◆ INSTRUCTIONS TO FOLLOW: Read through the entries below and return each line with the word "Extract".

◆ RECORD EXCERPTS:
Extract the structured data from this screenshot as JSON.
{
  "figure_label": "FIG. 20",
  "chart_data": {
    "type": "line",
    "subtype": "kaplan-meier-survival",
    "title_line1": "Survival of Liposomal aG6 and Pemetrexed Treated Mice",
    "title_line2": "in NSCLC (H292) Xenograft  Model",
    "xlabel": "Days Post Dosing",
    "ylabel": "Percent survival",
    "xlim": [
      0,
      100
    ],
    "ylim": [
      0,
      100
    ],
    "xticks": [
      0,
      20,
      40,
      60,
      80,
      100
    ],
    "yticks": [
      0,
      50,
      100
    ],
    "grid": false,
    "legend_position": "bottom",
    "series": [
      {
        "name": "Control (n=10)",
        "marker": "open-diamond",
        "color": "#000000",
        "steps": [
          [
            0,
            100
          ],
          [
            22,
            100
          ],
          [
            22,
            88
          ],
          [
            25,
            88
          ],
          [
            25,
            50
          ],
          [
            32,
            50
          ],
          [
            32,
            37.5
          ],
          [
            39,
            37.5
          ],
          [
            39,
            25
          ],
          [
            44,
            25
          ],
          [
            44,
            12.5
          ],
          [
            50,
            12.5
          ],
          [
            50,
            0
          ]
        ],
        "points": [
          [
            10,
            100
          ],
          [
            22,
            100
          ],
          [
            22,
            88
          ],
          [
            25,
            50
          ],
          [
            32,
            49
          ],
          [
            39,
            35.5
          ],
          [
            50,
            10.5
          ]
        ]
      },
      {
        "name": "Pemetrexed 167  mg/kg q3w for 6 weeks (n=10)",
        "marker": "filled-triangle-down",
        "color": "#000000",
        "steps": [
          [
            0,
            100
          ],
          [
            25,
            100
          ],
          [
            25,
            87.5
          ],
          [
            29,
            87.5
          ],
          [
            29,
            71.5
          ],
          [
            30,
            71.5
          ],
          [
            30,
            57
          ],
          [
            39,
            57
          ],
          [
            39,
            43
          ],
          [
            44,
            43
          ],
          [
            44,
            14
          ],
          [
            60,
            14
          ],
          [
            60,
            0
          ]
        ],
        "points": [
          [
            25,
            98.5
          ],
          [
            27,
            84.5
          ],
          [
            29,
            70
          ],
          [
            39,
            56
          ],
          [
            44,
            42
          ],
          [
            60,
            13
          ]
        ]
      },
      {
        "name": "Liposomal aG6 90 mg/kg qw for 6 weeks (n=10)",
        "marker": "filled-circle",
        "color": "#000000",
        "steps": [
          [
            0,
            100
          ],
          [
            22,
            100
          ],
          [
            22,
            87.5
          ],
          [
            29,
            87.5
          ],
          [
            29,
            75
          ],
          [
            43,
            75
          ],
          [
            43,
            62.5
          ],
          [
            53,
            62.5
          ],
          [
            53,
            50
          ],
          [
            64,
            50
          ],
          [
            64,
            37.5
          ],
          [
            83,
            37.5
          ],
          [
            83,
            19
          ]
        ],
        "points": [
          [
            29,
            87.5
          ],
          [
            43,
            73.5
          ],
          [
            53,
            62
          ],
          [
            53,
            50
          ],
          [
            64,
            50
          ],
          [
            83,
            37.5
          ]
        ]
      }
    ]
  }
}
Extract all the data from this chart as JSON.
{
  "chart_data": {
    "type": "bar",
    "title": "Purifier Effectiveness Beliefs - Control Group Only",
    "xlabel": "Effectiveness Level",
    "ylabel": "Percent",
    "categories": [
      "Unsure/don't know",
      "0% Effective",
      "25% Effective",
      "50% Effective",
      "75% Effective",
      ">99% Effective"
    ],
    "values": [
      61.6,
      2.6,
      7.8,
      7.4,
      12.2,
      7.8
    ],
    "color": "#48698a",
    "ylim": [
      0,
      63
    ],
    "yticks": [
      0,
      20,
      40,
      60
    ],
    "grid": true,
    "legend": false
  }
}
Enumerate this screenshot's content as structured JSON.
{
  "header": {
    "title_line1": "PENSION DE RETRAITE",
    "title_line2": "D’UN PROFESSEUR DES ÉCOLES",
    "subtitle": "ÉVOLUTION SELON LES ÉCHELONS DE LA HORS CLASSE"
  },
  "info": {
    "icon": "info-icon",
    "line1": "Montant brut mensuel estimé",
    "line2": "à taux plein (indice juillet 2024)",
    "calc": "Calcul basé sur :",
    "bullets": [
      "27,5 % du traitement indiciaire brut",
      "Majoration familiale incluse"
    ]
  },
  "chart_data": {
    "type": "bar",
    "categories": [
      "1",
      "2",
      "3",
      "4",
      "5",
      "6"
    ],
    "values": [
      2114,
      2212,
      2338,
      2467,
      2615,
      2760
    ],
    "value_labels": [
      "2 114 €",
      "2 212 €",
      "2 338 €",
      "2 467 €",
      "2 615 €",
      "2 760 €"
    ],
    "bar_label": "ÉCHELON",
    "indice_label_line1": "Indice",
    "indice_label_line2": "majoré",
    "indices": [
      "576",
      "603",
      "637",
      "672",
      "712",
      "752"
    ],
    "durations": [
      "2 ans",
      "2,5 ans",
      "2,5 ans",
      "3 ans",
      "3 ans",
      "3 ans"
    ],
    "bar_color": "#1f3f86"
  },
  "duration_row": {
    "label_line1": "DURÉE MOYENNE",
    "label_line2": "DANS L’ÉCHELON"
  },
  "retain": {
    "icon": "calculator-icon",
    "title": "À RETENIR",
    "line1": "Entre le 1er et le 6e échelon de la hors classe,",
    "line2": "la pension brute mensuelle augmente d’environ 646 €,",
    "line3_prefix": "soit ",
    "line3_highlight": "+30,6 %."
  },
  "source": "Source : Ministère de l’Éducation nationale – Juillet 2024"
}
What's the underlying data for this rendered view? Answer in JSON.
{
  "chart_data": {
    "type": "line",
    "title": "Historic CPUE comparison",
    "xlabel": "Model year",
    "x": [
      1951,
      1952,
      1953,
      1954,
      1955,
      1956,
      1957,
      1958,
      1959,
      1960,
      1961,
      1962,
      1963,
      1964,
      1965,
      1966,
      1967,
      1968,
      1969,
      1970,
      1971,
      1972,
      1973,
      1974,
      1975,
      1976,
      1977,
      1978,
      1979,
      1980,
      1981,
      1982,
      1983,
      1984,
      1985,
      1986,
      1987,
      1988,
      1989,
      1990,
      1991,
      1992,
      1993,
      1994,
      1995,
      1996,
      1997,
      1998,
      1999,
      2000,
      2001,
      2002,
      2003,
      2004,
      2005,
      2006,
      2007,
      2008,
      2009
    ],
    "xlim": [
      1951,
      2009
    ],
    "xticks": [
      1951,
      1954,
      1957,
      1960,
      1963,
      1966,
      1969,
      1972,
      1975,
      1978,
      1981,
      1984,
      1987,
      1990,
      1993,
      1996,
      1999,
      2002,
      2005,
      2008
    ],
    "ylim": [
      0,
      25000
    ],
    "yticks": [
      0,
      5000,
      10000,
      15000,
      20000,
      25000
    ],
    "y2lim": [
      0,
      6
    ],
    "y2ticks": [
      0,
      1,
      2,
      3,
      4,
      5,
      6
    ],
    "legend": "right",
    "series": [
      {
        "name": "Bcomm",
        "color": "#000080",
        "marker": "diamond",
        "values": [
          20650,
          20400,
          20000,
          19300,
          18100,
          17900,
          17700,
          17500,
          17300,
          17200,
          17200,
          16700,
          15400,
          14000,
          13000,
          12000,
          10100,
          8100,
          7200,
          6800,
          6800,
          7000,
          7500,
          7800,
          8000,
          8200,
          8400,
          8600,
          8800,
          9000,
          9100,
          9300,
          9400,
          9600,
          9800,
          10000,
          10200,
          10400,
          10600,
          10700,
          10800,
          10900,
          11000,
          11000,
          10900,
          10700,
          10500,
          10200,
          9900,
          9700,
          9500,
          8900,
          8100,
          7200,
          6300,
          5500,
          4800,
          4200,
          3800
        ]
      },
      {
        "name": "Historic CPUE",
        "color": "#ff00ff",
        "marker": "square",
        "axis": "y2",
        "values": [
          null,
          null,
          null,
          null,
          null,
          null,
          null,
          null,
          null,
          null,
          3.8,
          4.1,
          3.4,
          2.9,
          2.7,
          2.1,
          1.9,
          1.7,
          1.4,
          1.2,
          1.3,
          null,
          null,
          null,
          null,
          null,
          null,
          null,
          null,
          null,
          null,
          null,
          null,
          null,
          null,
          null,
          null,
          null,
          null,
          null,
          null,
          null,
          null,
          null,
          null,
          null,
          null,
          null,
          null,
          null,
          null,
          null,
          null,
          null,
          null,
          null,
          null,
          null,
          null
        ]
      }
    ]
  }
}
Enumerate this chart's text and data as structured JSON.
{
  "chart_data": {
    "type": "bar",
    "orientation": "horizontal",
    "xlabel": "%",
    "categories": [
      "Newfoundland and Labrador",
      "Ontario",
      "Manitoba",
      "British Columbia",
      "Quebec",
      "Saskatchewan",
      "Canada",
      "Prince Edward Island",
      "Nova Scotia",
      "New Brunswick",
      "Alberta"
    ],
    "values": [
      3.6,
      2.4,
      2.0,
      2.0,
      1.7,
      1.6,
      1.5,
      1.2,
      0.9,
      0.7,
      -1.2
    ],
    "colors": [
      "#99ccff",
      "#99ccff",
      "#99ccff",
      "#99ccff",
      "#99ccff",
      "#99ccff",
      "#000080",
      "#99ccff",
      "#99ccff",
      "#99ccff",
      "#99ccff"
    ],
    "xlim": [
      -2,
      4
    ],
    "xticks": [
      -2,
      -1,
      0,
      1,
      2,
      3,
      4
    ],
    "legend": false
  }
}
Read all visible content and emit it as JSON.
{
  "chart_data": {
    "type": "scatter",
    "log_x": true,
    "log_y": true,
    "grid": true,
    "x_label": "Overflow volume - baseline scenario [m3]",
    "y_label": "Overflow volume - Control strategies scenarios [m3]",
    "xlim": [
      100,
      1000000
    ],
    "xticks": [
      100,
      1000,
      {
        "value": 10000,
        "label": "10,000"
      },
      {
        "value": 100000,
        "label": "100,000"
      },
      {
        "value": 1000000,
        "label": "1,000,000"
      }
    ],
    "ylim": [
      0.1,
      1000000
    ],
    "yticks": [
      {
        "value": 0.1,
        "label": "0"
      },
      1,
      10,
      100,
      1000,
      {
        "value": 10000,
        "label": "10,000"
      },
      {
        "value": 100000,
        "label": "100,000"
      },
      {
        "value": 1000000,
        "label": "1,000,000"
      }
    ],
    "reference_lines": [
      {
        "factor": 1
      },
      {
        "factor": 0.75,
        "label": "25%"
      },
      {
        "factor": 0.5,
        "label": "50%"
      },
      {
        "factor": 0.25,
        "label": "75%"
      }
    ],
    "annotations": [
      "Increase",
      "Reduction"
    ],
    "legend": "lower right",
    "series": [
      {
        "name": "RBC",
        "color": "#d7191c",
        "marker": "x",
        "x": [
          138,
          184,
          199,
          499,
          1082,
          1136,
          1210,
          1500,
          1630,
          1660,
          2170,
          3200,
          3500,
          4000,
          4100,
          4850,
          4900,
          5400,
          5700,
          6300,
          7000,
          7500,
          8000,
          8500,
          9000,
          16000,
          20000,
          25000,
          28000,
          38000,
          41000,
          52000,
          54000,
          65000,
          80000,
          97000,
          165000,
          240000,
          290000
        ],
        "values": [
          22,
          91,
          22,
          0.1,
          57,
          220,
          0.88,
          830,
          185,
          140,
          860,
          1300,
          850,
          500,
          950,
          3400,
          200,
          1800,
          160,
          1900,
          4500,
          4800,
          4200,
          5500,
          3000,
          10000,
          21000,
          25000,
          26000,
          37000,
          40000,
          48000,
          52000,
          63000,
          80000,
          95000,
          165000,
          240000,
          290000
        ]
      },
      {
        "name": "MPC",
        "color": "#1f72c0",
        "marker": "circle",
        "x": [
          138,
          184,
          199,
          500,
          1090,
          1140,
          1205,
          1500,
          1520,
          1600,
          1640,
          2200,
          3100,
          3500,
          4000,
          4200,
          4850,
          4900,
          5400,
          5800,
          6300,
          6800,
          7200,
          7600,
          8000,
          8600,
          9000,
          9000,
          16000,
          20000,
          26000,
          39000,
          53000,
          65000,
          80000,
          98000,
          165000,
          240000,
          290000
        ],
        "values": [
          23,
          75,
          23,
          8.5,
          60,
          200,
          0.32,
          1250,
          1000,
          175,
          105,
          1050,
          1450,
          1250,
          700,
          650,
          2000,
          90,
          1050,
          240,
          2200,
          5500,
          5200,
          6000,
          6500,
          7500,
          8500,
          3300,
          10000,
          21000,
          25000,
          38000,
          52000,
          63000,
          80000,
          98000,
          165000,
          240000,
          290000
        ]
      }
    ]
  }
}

◆ RESPONSE TO THIS TASK:
Extract the structured data from this screenshot as JSON.
Extract all the data from this chart as JSON.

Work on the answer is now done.